What you need to do
Reproduce the entries exactly.

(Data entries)
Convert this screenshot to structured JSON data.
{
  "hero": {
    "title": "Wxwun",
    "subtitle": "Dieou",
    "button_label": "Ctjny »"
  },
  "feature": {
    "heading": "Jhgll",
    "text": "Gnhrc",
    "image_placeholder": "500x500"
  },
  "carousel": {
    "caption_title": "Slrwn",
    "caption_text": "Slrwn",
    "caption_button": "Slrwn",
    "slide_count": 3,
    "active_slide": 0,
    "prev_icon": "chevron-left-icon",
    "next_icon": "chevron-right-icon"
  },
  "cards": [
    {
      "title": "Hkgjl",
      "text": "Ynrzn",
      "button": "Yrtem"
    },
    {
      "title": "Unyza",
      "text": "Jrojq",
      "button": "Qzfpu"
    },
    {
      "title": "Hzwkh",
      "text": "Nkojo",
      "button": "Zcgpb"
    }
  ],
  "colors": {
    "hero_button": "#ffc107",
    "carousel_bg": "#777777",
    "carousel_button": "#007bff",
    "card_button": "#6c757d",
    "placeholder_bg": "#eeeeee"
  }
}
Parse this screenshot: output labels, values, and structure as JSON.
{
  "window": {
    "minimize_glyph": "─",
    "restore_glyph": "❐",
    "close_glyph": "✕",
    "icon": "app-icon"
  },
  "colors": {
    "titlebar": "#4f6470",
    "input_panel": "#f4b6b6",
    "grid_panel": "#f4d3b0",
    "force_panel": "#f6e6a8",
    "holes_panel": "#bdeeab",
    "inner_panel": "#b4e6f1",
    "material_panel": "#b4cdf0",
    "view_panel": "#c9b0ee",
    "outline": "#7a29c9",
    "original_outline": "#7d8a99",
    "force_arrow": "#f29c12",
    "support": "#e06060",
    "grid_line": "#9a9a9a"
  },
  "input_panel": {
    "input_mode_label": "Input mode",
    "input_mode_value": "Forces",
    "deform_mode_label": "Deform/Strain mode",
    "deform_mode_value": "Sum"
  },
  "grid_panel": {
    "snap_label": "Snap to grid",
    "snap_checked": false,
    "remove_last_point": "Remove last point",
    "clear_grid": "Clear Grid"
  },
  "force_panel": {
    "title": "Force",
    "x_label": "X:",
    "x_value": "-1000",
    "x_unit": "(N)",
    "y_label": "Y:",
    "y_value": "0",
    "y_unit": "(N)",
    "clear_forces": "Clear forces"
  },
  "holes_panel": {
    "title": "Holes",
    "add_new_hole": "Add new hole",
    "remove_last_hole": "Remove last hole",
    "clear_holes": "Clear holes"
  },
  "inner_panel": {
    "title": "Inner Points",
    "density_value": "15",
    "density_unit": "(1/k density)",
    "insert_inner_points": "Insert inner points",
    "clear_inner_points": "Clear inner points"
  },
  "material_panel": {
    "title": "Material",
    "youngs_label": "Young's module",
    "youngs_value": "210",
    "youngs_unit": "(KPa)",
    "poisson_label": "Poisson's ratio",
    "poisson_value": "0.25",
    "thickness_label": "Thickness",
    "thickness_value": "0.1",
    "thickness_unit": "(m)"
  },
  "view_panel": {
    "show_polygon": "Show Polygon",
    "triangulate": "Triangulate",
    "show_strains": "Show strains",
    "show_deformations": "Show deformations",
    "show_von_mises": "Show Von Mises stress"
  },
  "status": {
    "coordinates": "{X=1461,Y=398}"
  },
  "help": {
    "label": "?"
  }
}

Task answer
Convert this screenshot to structured JSON data.
{
  "hero": {
    "title": "Wxwun",
    "subtitle": "Dieou",
    "button_label": "Ctjny »"
  },
  "feature": {
    "heading": "Jhgll",
    "text": "Gnhrc",
    "image_placeholder": "500x500"
  },
  "carousel": {
    "caption_title": "Slrwn",
    "caption_text": "Slrwn",
    "caption_button": "Slrwn",
    "slide_count": 3,
    "active_slide": 0,
    "prev_icon": "chevron-left-icon",
    "next_icon": "chevron-right-icon"
  },
  "cards": [
    {
      "title": "Hkgjl",
      "text": "Ynrzn",
      "button": "Yrtem"
    },
    {
      "title": "Unyza",
      "text": "Jrojq",
      "button": "Qzfpu"
    },
    {
      "title": "Hzwkh",
      "text": "Nkojo",
      "button": "Zcgpb"
    }
  ],
  "colors": {
    "hero_button": "#ffc107",
    "carousel_bg": "#777777",
    "carousel_button": "#007bff",
    "card_button": "#6c757d",
    "placeholder_bg": "#eeeeee"
  }
}
Parse this screenshot: output labels, values, and structure as JSON.
{
  "window": {
    "minimize_glyph": "─",
    "restore_glyph": "❐",
    "close_glyph": "✕",
    "icon": "app-icon"
  },
  "colors": {
    "titlebar": "#4f6470",
    "input_panel": "#f4b6b6",
    "grid_panel": "#f4d3b0",
    "force_panel": "#f6e6a8",
    "holes_panel": "#bdeeab",
    "inner_panel": "#b4e6f1",
    "material_panel": "#b4cdf0",
    "view_panel": "#c9b0ee",
    "outline": "#7a29c9",
    "original_outline": "#7d8a99",
    "force_arrow": "#f29c12",
    "support": "#e06060",
    "grid_line": "#9a9a9a"
  },
  "input_panel": {
    "input_mode_label": "Input mode",
    "input_mode_value": "Forces",
    "deform_mode_label": "Deform/Strain mode",
    "deform_mode_value": "Sum"
  },
  "grid_panel": {
    "snap_label": "Snap to grid",
    "snap_checked": false,
    "remove_last_point": "Remove last point",
    "clear_grid": "Clear Grid"
  },
  "force_panel": {
    "title": "Force",
    "x_label": "X:",
    "x_value": "-1000",
    "x_unit": "(N)",
    "y_label": "Y:",
    "y_value": "0",
    "y_unit": "(N)",
    "clear_forces": "Clear forces"
  },
  "holes_panel": {
    "title": "Holes",
    "add_new_hole": "Add new hole",
    "remove_last_hole": "Remove last hole",
    "clear_holes": "Clear holes"
  },
  "inner_panel": {
    "title": "Inner Points",
    "density_value": "15",
    "density_unit": "(1/k density)",
    "insert_inner_points": "Insert inner points",
    "clear_inner_points": "Clear inner points"
  },
  "material_panel": {
    "title": "Material",
    "youngs_label": "Young's module",
    "youngs_value": "210",
    "youngs_unit": "(KPa)",
    "poisson_label": "Poisson's ratio",
    "poisson_value": "0.25",
    "thickness_label": "Thickness",
    "thickness_value": "0.1",
    "thickness_unit": "(m)"
  },
  "view_panel": {
    "show_polygon": "Show Polygon",
    "triangulate": "Triangulate",
    "show_strains": "Show strains",
    "show_deformations": "Show deformations",
    "show_von_mises": "Show Von Mises stress"
  },
  "status": {
    "coordinates": "{X=1461,Y=398}"
  },
  "help": {
    "label": "?"
  }
}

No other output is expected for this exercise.